▶ **Material to process**
-- Begin --
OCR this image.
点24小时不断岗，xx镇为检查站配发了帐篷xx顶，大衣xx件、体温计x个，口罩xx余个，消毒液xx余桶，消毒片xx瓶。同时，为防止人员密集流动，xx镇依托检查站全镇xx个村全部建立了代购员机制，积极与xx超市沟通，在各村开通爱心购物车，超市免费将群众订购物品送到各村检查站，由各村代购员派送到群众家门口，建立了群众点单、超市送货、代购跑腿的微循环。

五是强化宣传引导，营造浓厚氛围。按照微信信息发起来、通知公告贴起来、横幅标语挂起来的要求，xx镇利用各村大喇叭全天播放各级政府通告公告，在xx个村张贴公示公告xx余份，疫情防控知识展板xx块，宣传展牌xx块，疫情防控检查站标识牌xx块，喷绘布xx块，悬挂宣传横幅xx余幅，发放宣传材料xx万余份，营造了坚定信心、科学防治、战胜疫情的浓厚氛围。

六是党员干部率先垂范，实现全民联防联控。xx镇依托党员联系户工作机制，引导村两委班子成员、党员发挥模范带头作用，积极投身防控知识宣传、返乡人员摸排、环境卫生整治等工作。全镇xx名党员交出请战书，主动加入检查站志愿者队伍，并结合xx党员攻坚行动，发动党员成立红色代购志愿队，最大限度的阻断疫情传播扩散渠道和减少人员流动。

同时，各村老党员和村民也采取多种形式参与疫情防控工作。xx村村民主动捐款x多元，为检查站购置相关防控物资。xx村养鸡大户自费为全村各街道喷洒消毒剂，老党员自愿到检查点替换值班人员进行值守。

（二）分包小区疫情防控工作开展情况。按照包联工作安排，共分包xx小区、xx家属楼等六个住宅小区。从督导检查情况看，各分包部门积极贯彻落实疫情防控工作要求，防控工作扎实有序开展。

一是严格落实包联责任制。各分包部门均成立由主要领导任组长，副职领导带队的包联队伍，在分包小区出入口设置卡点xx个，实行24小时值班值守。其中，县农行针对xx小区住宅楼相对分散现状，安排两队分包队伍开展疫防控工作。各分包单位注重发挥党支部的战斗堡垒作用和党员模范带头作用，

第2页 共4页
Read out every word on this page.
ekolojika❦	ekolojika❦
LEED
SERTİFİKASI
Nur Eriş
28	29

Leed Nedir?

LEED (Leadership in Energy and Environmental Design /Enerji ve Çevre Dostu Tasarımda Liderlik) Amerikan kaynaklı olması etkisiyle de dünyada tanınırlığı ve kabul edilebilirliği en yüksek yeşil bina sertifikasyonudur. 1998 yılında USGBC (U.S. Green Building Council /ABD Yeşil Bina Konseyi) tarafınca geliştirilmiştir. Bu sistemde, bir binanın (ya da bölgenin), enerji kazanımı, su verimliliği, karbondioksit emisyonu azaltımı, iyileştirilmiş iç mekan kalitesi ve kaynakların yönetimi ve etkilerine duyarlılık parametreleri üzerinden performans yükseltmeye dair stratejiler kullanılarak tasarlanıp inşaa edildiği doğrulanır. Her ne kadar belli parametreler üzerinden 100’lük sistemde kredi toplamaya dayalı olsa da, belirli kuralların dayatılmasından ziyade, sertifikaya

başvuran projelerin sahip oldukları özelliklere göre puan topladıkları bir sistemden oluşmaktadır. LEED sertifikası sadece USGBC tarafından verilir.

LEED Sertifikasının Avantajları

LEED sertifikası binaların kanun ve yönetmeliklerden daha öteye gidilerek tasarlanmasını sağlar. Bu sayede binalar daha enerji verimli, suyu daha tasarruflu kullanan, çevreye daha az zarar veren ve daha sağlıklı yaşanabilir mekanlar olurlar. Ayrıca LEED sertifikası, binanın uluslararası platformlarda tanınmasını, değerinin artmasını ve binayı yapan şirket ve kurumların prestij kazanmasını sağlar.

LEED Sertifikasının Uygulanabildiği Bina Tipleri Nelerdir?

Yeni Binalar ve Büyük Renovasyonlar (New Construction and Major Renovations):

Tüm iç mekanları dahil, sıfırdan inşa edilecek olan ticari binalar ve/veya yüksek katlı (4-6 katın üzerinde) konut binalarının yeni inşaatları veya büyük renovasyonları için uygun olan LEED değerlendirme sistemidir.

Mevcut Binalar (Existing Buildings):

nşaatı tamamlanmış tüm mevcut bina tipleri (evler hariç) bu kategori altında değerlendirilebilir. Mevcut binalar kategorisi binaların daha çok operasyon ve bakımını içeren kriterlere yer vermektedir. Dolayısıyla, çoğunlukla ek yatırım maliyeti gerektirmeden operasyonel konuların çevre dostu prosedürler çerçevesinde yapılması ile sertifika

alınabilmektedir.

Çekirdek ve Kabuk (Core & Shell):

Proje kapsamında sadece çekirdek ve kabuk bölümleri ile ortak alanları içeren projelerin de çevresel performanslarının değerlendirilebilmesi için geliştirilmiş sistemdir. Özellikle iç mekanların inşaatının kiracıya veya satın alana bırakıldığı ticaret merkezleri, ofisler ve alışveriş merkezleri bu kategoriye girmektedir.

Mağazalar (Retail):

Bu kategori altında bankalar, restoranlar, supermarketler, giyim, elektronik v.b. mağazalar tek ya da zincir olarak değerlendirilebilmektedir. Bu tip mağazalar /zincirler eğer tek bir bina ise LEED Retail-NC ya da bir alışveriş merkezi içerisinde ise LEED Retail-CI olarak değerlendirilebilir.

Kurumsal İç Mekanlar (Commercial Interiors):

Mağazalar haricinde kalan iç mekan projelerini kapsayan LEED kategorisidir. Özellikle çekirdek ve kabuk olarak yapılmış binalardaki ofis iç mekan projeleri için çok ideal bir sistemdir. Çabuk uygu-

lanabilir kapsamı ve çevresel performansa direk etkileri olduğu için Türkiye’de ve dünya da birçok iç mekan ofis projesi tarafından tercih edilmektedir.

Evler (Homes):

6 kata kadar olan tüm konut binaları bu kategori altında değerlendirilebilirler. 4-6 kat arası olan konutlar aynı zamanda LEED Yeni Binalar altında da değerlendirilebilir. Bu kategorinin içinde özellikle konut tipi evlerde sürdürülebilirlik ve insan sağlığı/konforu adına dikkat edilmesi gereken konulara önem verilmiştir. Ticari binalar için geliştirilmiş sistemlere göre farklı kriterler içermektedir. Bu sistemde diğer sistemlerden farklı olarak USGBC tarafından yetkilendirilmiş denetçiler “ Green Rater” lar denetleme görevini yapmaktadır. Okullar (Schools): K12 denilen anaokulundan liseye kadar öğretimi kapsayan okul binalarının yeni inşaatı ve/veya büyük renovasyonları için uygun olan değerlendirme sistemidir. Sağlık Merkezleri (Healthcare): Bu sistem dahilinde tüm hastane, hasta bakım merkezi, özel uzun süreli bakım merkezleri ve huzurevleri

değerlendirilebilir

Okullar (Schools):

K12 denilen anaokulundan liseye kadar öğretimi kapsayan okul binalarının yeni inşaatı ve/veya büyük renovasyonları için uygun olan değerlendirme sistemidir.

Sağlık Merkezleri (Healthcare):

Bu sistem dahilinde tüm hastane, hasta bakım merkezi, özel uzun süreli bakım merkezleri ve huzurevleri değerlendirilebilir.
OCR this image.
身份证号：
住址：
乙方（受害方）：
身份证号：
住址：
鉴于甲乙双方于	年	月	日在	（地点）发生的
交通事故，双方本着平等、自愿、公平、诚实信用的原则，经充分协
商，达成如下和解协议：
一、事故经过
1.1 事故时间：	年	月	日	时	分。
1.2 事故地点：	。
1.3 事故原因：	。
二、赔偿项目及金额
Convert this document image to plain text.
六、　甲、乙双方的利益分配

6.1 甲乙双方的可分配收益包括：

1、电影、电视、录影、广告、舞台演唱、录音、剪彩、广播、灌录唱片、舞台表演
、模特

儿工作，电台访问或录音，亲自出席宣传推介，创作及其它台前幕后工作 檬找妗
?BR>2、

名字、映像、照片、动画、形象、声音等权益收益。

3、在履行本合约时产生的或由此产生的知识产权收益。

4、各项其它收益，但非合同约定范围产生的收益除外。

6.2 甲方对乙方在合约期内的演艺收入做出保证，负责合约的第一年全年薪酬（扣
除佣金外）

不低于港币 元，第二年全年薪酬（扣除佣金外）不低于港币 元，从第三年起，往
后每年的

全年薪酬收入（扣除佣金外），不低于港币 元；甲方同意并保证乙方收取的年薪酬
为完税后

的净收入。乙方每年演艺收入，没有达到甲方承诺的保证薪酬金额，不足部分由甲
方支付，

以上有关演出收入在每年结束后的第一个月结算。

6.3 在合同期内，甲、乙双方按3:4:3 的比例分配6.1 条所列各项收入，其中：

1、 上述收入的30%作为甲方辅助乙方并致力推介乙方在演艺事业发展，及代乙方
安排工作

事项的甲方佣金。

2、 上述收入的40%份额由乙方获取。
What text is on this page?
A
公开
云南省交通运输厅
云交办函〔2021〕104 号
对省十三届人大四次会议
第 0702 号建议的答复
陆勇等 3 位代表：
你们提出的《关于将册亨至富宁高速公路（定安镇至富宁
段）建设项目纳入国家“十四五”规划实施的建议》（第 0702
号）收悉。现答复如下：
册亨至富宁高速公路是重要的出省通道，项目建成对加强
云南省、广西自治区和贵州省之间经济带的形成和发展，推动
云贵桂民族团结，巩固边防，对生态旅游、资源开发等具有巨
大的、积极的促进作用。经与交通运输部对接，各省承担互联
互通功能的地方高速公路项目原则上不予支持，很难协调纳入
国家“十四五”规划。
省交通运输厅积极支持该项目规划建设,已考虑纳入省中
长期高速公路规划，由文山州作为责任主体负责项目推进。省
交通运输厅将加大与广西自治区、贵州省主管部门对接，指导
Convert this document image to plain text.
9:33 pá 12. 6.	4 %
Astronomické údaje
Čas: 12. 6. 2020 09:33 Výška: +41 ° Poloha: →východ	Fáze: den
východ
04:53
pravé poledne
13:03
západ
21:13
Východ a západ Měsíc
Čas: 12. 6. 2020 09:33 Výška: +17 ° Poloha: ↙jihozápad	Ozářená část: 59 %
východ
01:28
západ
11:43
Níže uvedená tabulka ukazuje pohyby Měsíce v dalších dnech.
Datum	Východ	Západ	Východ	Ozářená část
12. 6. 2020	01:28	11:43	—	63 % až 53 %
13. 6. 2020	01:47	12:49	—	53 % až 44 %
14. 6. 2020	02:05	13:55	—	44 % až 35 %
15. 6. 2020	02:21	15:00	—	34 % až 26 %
-- End --
▶ **Goal**
Copy each line that contains the word "Sertifikasının".

▶ **Task output**
LEED Sertifikasının Avantajları
LEED Sertifikasının Uygulanabildiği Bina Tipleri Nelerdir?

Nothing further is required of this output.